**Aim**
Give the count of lines holding the string "name" and nothing else.

Dataset items
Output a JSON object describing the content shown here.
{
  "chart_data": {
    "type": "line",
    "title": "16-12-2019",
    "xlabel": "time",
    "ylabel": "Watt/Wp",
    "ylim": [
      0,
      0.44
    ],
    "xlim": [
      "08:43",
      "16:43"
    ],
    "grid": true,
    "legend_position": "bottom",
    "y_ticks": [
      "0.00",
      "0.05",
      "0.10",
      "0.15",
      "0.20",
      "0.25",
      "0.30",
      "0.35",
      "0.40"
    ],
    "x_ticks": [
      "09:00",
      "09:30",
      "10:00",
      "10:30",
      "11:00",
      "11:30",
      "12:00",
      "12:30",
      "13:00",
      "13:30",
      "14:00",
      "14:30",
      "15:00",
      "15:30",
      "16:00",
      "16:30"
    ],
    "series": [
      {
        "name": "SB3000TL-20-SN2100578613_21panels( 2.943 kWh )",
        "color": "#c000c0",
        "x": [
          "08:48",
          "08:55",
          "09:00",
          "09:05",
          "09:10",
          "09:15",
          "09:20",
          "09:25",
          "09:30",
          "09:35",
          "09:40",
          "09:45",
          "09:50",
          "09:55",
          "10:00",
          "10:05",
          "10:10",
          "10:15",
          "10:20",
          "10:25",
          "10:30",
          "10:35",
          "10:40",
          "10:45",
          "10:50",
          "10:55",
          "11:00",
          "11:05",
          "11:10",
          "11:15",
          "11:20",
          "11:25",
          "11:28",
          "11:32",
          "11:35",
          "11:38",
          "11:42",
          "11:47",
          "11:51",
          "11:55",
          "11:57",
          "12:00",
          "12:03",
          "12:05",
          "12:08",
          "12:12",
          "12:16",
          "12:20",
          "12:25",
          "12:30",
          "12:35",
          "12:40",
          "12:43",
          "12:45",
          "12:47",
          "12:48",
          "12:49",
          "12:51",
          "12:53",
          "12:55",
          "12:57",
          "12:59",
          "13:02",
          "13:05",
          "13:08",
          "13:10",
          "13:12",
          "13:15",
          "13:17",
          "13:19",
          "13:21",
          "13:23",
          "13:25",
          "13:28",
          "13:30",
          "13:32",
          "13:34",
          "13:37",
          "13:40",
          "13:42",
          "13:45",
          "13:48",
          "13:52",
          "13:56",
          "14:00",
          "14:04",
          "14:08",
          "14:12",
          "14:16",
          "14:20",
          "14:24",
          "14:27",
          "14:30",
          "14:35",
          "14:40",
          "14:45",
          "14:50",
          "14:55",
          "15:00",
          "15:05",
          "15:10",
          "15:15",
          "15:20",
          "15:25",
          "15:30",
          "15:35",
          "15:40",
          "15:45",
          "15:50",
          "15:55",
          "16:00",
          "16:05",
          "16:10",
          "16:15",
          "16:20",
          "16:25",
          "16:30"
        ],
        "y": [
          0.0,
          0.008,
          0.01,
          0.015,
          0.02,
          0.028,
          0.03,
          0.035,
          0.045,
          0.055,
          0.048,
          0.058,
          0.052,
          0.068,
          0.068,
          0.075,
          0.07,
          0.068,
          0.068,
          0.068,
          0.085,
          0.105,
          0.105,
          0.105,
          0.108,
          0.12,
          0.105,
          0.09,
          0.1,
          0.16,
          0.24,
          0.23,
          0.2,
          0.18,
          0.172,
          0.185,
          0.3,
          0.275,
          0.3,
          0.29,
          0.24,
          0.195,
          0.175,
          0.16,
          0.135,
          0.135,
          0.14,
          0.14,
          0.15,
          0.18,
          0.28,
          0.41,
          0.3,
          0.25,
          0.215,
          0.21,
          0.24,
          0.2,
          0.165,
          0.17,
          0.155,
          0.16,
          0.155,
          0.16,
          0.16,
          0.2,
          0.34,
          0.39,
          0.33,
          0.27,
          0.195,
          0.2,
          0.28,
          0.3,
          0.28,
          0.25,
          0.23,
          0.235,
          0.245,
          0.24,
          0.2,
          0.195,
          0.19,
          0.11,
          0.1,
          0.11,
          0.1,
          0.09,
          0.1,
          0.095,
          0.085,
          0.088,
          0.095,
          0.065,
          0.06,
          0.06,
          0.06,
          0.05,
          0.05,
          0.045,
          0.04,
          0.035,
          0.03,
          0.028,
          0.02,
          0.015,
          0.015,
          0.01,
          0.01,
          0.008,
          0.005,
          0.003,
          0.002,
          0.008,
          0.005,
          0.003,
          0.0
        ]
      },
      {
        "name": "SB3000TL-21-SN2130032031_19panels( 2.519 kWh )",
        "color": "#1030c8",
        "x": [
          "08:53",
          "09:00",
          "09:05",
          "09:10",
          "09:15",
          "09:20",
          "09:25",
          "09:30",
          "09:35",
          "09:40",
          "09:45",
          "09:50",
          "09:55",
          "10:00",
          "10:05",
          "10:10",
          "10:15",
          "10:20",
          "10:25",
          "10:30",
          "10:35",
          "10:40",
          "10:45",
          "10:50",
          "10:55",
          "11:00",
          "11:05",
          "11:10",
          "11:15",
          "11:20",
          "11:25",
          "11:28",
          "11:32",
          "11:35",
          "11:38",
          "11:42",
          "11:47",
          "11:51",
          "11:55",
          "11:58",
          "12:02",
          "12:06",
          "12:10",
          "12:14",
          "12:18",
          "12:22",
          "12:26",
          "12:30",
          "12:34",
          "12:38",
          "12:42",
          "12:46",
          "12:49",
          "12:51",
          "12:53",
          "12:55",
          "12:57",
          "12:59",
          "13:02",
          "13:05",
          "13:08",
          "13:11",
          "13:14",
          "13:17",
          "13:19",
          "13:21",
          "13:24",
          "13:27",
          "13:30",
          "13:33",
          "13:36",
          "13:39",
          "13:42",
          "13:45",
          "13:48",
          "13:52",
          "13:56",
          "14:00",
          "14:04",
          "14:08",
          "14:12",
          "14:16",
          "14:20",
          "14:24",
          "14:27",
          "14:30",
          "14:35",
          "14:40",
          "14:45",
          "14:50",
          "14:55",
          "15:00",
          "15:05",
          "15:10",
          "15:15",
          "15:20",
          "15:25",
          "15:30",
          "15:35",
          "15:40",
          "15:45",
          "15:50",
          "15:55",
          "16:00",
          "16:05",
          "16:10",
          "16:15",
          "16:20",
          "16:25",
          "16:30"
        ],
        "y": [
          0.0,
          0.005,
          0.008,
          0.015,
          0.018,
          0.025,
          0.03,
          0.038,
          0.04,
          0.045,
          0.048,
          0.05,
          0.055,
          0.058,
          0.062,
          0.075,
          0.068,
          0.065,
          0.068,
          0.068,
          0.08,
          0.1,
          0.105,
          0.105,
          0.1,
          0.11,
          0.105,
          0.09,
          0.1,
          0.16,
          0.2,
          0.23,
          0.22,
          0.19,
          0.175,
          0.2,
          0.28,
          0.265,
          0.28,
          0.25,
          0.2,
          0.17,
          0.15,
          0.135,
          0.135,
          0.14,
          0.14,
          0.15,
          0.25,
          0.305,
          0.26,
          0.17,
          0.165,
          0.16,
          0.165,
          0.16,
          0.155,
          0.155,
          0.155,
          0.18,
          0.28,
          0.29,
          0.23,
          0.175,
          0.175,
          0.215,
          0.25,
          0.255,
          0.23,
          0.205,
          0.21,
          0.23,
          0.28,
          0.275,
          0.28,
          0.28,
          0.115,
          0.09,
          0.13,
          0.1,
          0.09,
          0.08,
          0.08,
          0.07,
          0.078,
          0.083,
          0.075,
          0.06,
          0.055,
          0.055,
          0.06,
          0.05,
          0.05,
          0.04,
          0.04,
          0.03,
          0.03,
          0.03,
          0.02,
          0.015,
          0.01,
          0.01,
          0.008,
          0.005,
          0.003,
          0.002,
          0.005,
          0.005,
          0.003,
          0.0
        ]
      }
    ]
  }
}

**Answer below**
2